> _What is asked_:
Make an exact copy of all the records.

(Source data)
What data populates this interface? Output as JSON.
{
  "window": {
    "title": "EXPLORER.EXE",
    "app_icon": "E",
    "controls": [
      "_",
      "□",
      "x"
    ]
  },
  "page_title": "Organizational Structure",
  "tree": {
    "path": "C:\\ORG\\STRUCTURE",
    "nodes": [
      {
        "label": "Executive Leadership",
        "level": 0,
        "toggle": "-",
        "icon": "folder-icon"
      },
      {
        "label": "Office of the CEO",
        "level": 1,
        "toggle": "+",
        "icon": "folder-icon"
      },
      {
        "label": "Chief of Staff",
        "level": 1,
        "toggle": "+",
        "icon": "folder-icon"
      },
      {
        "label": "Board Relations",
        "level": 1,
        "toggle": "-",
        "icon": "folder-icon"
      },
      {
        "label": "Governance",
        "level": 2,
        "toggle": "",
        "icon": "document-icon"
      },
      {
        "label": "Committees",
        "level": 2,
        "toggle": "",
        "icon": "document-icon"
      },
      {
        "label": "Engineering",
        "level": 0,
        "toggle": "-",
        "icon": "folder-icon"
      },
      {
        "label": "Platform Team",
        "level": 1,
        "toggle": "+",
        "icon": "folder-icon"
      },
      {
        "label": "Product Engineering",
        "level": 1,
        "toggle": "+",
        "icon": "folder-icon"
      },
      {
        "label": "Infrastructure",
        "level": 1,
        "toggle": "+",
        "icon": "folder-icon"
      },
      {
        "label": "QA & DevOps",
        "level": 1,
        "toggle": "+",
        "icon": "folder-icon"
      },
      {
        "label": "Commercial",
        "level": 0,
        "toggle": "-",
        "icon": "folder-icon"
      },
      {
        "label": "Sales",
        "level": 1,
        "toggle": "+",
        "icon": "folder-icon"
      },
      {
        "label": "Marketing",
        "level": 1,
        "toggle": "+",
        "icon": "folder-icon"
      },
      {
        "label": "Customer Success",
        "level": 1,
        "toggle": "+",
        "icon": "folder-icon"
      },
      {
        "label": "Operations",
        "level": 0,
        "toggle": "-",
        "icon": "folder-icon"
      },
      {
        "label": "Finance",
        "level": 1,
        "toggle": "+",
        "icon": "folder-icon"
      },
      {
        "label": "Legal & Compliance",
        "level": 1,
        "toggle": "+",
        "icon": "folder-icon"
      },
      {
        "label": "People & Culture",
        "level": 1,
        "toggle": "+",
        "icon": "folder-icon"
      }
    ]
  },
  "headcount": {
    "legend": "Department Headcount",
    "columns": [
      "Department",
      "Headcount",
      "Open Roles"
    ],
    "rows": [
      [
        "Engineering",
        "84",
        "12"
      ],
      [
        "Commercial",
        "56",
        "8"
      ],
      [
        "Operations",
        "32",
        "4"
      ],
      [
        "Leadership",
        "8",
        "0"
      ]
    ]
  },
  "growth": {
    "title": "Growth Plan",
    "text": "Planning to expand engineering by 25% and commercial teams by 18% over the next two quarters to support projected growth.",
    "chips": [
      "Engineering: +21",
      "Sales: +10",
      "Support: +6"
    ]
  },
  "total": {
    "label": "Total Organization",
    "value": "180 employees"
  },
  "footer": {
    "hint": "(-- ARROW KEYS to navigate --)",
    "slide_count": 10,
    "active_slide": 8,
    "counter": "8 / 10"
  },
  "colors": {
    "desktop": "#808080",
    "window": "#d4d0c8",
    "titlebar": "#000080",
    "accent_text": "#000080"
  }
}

> _Response to the exercise_:
What data populates this interface? Output as JSON.
{
  "window": {
    "title": "EXPLORER.EXE",
    "app_icon": "E",
    "controls": [
      "_",
      "□",
      "x"
    ]
  },
  "page_title": "Organizational Structure",
  "tree": {
    "path": "C:\\ORG\\STRUCTURE",
    "nodes": [
      {
        "label": "Executive Leadership",
        "level": 0,
        "toggle": "-",
        "icon": "folder-icon"
      },
      {
        "label": "Office of the CEO",
        "level": 1,
        "toggle": "+",
        "icon": "folder-icon"
      },
      {
        "label": "Chief of Staff",
        "level": 1,
        "toggle": "+",
        "icon": "folder-icon"
      },
      {
        "label": "Board Relations",
        "level": 1,
        "toggle": "-",
        "icon": "folder-icon"
      },
      {
        "label": "Governance",
        "level": 2,
        "toggle": "",
        "icon": "document-icon"
      },
      {
        "label": "Committees",
        "level": 2,
        "toggle": "",
        "icon": "document-icon"
      },
      {
        "label": "Engineering",
        "level": 0,
        "toggle": "-",
        "icon": "folder-icon"
      },
      {
        "label": "Platform Team",
        "level": 1,
        "toggle": "+",
        "icon": "folder-icon"
      },
      {
        "label": "Product Engineering",
        "level": 1,
        "toggle": "+",
        "icon": "folder-icon"
      },
      {
        "label": "Infrastructure",
        "level": 1,
        "toggle": "+",
        "icon": "folder-icon"
      },
      {
        "label": "QA & DevOps",
        "level": 1,
        "toggle": "+",
        "icon": "folder-icon"
      },
      {
        "label": "Commercial",
        "level": 0,
        "toggle": "-",
        "icon": "folder-icon"
      },
      {
        "label": "Sales",
        "level": 1,
        "toggle": "+",
        "icon": "folder-icon"
      },
      {
        "label": "Marketing",
        "level": 1,
        "toggle": "+",
        "icon": "folder-icon"
      },
      {
        "label": "Customer Success",
        "level": 1,
        "toggle": "+",
        "icon": "folder-icon"
      },
      {
        "label": "Operations",
        "level": 0,
        "toggle": "-",
        "icon": "folder-icon"
      },
      {
        "label": "Finance",
        "level": 1,
        "toggle": "+",
        "icon": "folder-icon"
      },
      {
        "label": "Legal & Compliance",
        "level": 1,
        "toggle": "+",
        "icon": "folder-icon"
      },
      {
        "label": "People & Culture",
        "level": 1,
        "toggle": "+",
        "icon": "folder-icon"
      }
    ]
  },
  "headcount": {
    "legend": "Department Headcount",
    "columns": [
      "Department",
      "Headcount",
      "Open Roles"
    ],
    "rows": [
      [
        "Engineering",
        "84",
        "12"
      ],
      [
        "Commercial",
        "56",
        "8"
      ],
      [
        "Operations",
        "32",
        "4"
      ],
      [
        "Leadership",
        "8",
        "0"
      ]
    ]
  },
  "growth": {
    "title": "Growth Plan",
    "text": "Planning to expand engineering by 25% and commercial teams by 18% over the next two quarters to support projected growth.",
    "chips": [
      "Engineering: +21",
      "Sales: +10",
      "Support: +6"
    ]
  },
  "total": {
    "label": "Total Organization",
    "value": "180 employees"
  },
  "footer": {
    "hint": "(-- ARROW KEYS to navigate --)",
    "slide_count": 10,
    "active_slide": 8,
    "counter": "8 / 10"
  },
  "colors": {
    "desktop": "#808080",
    "window": "#d4d0c8",
    "titlebar": "#000080",
    "accent_text": "#000080"
  }
}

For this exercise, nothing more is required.